Please output the stretch of the abstract on foundation models for endometrial cancer subtyping from "Real-World Benchmarking and" through "real-world, independent cohort.", copied word for word.

Start of PASSAGE FOR REVIEW

Real-World Benchmarking and Validation of Foundation Model Transformers for Endometrial Cancer Subtyping from Histopathology

Abstract

Purpose: To evaluate whether open-source histopathology foundation model pipelines, paired with attention-based multiple instance learning (MIL), can accurately classify molecular subtypes of endometrial cancer (EC) from whole-slide images (WSIs) and maintain performance in a real-world, independent cohort.

Methods: We assembled a public discovery cohort of 815 patients (1,195 WSIs) from The Cancer Genome Atlas and Clinical Proteomic Tumor Analysis Consortium, and an independent external cohort of 720 patients (1,357 WSIs) with molecular subtyping determined by mismatch repair immunohistochemistry plus TP53 and POLE sequencing. Four ImageNet-pretrained convolutional neural networks (CNNs) and six open-source foundation encoders using two MIL aggregation strategies (TransMIL and CLAM) were benchmarked within the STAMP pipeline. Models were trained with five-fold cross-validation and evaluated on an independent cohort. Macro-area under the receiver operating characteristic curve (AUC) was the primary outcome.

Results: In cross-validation, foundation models outperformed CNNs (macro-AUC 0.799-0.860 vs 0.715-0.829). The best configuration (Virchow2 with CLAM) achieved macro-AUC 0.860 (95%CI, 0.839-0.880), macro-F1 score 0.607, and balanced accuracy 0.647. External validation showed substantial degradation for CNNs, while foundation models retained higher discrimination (macro-AUC 0.667-0.780). UNI2 with CLAM had the highest external macro-AUC (0.780), and Virchow2 with CLAM had the best balanced accuracy (0.525). Subtype-level AUCs for UNI2 with CLAM were highest for p53abn (0.851).

End of PASSAGE FOR REVIEW
Start of DATA TO EXAMINE

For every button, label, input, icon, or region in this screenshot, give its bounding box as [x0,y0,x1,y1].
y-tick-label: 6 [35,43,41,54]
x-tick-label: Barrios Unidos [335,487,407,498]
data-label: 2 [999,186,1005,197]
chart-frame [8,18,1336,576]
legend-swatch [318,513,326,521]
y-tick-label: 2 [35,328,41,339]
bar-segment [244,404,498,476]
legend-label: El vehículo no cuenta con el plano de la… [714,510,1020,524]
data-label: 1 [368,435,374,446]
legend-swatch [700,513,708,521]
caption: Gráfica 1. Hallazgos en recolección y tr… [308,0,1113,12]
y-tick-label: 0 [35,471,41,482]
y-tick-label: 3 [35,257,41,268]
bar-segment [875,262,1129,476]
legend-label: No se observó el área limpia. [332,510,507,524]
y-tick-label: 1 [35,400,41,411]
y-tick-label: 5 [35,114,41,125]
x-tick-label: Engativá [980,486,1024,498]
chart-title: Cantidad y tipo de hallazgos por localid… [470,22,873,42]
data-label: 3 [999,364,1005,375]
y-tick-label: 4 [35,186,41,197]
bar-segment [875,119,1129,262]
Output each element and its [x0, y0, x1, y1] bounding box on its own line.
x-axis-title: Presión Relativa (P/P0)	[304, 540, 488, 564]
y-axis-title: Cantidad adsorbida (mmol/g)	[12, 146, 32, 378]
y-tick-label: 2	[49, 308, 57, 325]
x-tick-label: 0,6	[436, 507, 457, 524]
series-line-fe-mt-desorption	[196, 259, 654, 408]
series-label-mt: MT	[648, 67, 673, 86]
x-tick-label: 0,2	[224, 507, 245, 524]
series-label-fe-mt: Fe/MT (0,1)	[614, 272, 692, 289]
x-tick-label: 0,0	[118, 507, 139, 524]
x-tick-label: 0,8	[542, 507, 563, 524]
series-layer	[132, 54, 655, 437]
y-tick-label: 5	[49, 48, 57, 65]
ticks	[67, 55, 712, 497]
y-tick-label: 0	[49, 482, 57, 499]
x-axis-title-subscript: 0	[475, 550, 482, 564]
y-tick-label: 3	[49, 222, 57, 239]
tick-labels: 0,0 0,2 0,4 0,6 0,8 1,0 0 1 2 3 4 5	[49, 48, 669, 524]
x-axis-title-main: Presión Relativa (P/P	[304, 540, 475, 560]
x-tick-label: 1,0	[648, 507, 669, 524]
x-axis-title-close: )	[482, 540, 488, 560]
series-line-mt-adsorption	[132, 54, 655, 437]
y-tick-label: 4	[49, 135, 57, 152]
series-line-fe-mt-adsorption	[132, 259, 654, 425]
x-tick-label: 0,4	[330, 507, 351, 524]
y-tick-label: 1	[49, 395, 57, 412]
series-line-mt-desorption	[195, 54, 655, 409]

End of DATA TO EXAMINE

ANSWER SECTION
Real-World Benchmarking and Validation of Foundation Model Transformers for Endometrial Cancer Subtyping from Histopathology

Abstract

Purpose: To evaluate whether open-source histopathology foundation model pipelines, paired with attention-based multiple instance learning (MIL), can accurately classify molecular subtypes of endometrial cancer (EC) from whole-slide images (WSIs) and maintain performance in a real-world, independent cohort.